§ STATED PROBLEM
Count lines with "change" in them. Report only the total.
[BEGIN RECORD SET]
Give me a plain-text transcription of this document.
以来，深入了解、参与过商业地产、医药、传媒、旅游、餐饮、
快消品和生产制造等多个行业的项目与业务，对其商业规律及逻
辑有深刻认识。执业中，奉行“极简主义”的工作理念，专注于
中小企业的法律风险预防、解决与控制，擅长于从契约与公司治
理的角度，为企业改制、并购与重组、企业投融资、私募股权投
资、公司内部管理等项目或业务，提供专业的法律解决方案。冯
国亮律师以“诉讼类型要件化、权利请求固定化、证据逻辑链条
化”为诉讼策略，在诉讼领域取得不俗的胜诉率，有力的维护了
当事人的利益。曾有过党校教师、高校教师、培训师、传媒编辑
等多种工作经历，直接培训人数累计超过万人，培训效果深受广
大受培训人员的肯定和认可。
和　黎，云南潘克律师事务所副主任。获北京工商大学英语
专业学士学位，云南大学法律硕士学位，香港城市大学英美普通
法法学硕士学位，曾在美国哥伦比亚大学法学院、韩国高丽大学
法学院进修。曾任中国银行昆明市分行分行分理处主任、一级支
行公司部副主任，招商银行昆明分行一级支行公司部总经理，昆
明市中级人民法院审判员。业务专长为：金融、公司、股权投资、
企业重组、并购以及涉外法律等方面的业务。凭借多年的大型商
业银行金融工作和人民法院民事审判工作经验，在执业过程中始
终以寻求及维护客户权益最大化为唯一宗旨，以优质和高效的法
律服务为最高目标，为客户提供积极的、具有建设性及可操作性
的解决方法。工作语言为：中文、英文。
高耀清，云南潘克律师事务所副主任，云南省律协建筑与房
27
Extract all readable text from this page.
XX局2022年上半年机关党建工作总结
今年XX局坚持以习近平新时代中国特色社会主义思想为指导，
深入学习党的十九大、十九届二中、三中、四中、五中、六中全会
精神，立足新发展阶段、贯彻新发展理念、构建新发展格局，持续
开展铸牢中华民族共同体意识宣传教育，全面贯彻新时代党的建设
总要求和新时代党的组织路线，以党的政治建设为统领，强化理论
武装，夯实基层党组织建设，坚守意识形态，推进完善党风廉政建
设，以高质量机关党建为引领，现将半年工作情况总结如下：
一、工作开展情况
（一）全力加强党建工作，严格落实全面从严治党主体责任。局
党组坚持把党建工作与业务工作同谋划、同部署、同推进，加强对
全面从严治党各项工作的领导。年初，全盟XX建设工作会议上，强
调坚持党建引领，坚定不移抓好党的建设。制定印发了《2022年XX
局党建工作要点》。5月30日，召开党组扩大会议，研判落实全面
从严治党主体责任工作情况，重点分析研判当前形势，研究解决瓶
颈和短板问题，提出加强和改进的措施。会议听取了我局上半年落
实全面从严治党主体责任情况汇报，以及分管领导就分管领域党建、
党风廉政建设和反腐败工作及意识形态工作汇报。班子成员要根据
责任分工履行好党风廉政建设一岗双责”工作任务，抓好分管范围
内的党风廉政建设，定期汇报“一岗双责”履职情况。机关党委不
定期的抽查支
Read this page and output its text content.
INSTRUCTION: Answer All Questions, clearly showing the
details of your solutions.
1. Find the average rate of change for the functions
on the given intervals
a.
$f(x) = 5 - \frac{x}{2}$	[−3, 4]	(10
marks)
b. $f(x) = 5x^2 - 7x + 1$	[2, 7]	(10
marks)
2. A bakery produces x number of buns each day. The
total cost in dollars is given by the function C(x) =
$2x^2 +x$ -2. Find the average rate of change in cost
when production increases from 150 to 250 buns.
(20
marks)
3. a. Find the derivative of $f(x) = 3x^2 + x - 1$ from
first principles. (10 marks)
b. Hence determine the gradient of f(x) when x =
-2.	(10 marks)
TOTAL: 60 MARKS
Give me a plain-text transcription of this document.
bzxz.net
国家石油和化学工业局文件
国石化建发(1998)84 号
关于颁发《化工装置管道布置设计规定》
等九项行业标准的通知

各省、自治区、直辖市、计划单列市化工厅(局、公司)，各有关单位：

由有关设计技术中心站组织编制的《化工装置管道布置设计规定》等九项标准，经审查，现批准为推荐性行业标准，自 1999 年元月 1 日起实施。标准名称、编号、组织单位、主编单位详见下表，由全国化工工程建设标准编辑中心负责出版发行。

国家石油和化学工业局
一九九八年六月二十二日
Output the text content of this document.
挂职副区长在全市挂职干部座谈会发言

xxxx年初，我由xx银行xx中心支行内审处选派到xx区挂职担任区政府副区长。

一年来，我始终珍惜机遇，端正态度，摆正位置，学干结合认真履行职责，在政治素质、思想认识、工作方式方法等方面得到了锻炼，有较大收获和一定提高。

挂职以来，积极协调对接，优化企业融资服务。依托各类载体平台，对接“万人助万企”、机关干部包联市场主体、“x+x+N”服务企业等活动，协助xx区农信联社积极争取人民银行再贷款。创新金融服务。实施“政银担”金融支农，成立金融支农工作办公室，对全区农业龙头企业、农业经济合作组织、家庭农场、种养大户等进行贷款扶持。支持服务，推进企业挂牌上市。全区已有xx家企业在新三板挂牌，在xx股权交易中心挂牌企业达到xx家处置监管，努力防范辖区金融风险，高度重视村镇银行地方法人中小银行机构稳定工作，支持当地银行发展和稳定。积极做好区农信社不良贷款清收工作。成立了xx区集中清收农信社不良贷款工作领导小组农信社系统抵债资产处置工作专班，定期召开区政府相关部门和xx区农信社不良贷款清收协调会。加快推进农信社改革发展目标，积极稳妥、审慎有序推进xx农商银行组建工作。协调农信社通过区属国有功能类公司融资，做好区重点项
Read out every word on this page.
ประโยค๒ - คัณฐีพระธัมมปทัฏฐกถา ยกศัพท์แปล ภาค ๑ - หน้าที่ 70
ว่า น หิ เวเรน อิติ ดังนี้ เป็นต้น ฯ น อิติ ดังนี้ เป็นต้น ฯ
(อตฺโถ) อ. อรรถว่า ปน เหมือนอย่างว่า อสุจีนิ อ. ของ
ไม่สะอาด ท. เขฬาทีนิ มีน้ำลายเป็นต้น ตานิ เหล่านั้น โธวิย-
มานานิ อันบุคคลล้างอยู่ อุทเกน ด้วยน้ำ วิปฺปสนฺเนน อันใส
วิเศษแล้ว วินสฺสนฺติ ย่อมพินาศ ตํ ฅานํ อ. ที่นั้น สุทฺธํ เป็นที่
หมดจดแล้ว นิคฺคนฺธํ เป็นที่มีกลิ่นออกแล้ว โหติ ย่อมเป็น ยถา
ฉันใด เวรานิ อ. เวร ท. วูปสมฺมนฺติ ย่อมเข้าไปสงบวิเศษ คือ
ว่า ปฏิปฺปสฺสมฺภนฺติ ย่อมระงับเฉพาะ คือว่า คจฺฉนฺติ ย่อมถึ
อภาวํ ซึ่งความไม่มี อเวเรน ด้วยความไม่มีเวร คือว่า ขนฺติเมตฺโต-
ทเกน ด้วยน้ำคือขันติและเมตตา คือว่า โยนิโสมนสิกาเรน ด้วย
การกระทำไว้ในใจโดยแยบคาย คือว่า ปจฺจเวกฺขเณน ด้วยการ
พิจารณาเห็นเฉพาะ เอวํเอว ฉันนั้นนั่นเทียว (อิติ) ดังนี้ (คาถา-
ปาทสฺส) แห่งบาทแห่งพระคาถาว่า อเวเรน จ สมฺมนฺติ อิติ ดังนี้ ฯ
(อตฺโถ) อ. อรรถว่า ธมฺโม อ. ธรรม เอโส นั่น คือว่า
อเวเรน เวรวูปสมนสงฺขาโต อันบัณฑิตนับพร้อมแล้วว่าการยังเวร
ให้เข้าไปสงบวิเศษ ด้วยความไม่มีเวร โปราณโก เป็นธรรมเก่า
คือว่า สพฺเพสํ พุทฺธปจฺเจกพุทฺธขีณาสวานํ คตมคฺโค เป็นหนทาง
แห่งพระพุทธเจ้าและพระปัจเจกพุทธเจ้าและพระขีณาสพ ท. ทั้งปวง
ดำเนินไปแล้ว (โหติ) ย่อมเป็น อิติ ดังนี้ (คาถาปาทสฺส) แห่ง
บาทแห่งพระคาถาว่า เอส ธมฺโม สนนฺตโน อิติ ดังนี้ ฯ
[END RECORD SET]
§ OUTPUT FOR THIS TASK
2